Report only the number of lines in this material that include the string "παράσιτον".

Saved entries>

######

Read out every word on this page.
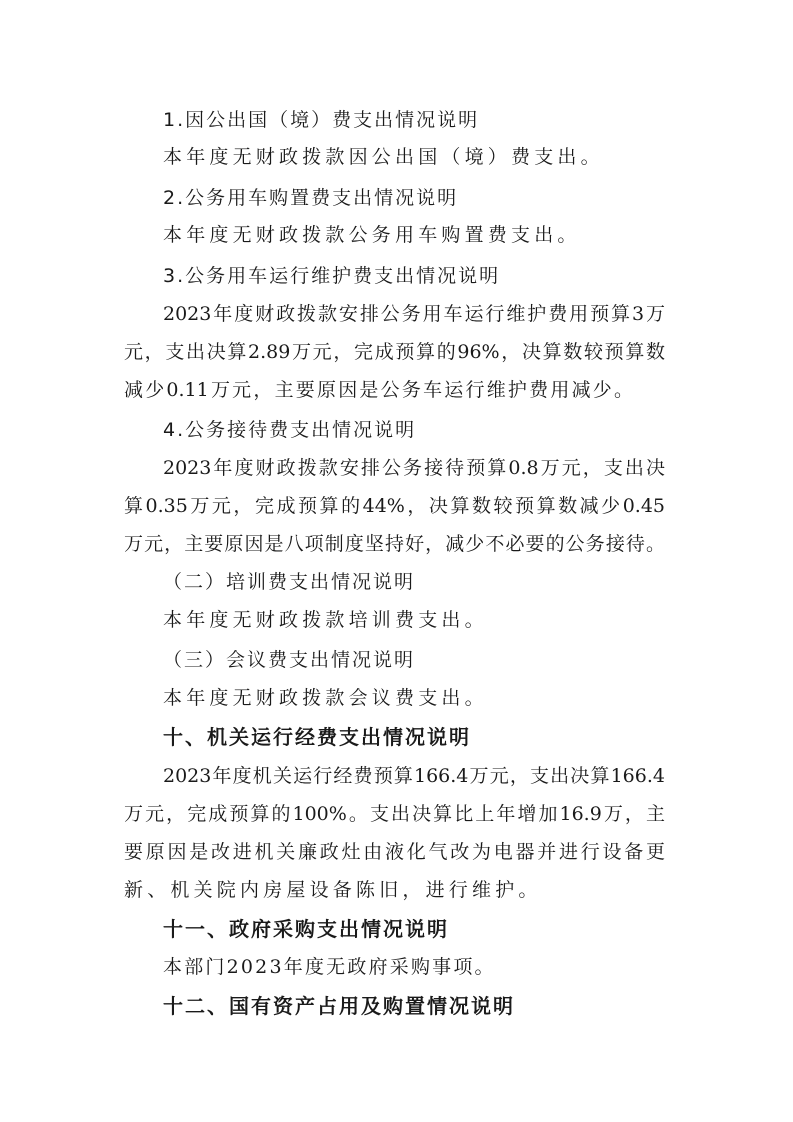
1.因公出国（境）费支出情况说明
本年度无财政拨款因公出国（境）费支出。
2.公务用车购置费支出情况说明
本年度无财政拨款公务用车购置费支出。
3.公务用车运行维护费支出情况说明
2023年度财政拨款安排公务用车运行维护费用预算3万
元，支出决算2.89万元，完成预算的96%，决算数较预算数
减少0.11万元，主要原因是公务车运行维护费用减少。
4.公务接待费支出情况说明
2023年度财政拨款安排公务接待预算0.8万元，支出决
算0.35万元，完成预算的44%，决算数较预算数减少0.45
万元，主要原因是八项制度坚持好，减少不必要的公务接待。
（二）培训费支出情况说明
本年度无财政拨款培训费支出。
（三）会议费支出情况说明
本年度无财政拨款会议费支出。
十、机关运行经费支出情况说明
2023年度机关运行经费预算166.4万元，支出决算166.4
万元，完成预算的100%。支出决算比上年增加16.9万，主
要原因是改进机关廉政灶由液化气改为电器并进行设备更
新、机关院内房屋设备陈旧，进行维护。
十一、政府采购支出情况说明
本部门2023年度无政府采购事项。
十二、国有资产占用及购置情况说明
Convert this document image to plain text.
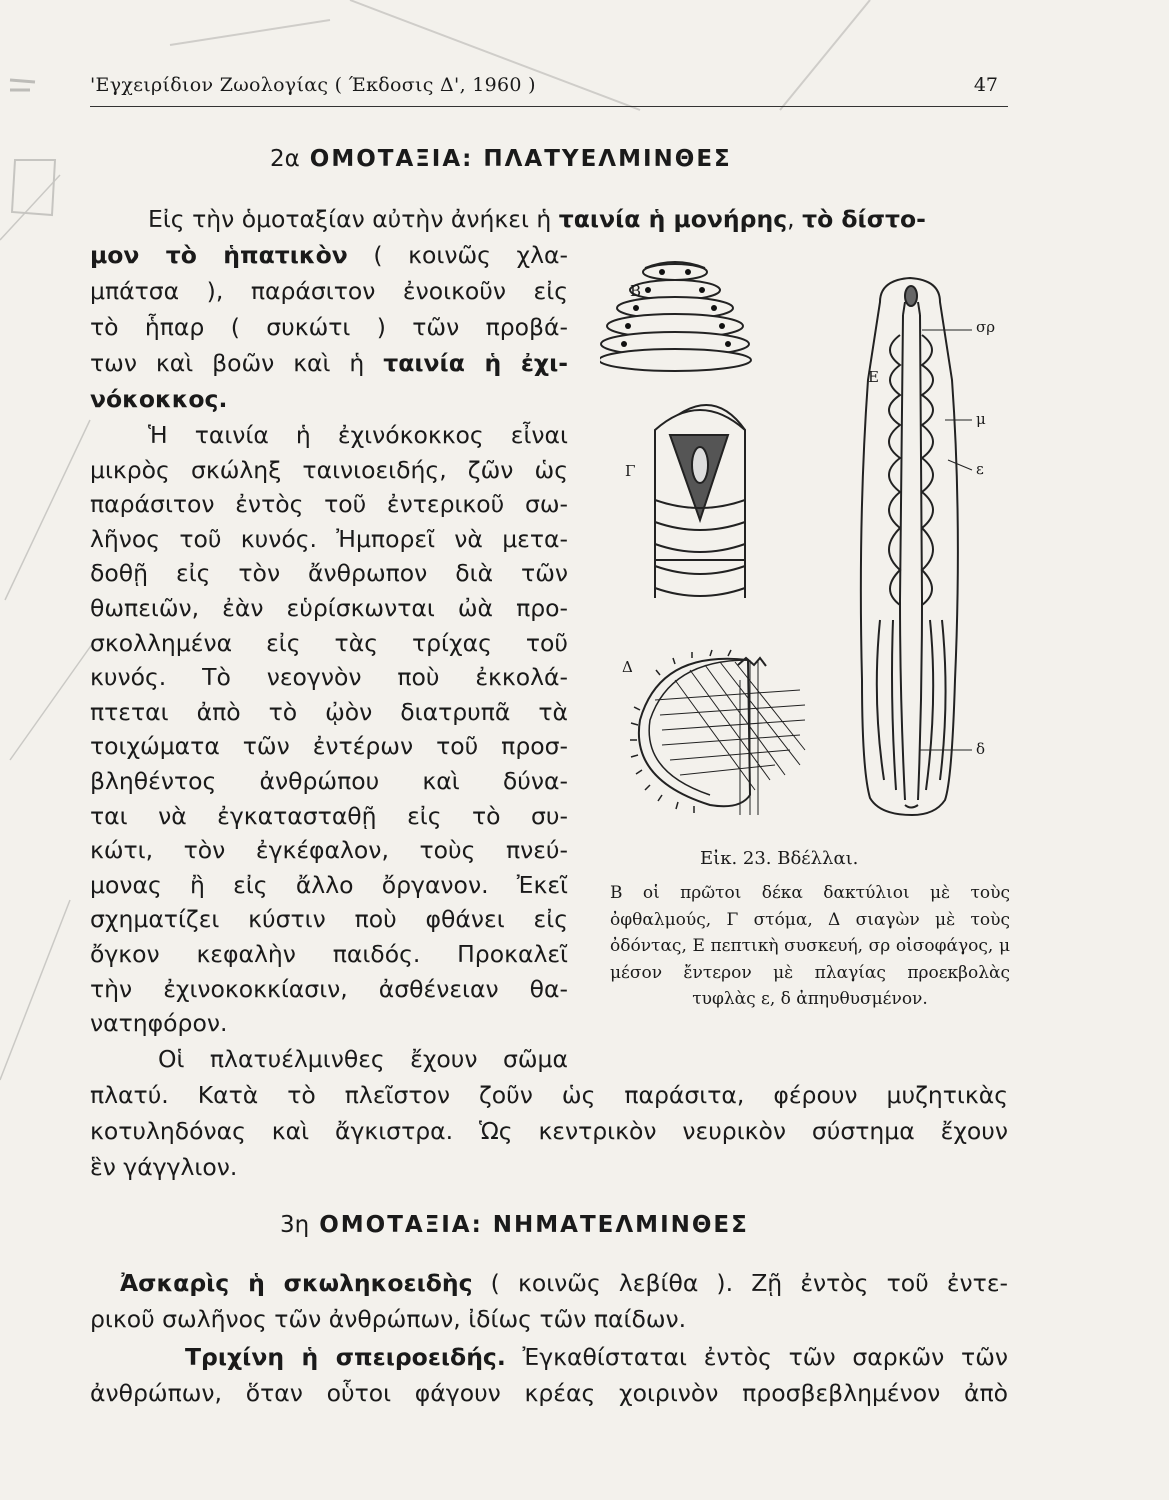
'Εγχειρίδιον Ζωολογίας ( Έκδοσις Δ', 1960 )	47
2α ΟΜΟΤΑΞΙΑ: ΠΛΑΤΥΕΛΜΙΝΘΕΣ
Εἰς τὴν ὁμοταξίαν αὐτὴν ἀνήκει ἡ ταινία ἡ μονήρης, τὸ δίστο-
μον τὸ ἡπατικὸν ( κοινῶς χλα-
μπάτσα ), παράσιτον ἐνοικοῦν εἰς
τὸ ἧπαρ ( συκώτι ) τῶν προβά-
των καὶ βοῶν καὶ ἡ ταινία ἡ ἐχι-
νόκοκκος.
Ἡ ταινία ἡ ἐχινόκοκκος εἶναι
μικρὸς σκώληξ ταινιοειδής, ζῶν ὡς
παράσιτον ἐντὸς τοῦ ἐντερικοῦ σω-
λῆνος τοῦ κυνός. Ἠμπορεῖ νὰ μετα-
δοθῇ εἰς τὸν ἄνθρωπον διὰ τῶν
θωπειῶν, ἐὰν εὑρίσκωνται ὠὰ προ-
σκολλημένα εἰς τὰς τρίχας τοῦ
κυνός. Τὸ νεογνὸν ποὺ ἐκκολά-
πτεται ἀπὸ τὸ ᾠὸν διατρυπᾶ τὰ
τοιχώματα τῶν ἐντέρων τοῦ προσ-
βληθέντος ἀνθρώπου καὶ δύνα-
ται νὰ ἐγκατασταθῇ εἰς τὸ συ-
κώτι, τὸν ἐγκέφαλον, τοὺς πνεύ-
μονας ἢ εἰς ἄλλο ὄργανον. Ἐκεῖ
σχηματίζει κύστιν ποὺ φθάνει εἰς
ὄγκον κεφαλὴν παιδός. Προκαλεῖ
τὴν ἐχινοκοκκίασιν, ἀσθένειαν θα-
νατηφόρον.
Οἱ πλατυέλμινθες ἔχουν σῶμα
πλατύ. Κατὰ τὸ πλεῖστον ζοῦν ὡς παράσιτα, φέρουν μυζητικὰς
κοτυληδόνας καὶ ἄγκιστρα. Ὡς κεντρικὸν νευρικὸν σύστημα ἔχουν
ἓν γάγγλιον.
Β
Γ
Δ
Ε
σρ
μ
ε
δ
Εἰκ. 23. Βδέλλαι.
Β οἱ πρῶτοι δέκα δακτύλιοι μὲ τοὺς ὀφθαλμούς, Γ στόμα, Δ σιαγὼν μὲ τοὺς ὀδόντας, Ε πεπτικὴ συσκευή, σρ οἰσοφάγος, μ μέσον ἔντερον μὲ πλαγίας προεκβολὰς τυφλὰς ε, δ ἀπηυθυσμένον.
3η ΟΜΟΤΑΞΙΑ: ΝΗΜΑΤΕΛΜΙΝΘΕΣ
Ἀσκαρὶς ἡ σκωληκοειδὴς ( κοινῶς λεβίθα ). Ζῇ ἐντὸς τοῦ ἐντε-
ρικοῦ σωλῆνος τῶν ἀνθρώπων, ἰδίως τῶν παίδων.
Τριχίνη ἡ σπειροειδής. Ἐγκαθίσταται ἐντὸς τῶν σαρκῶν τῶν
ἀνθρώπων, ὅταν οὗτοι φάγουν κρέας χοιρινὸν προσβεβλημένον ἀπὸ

######

OUTPUT BELOW> 2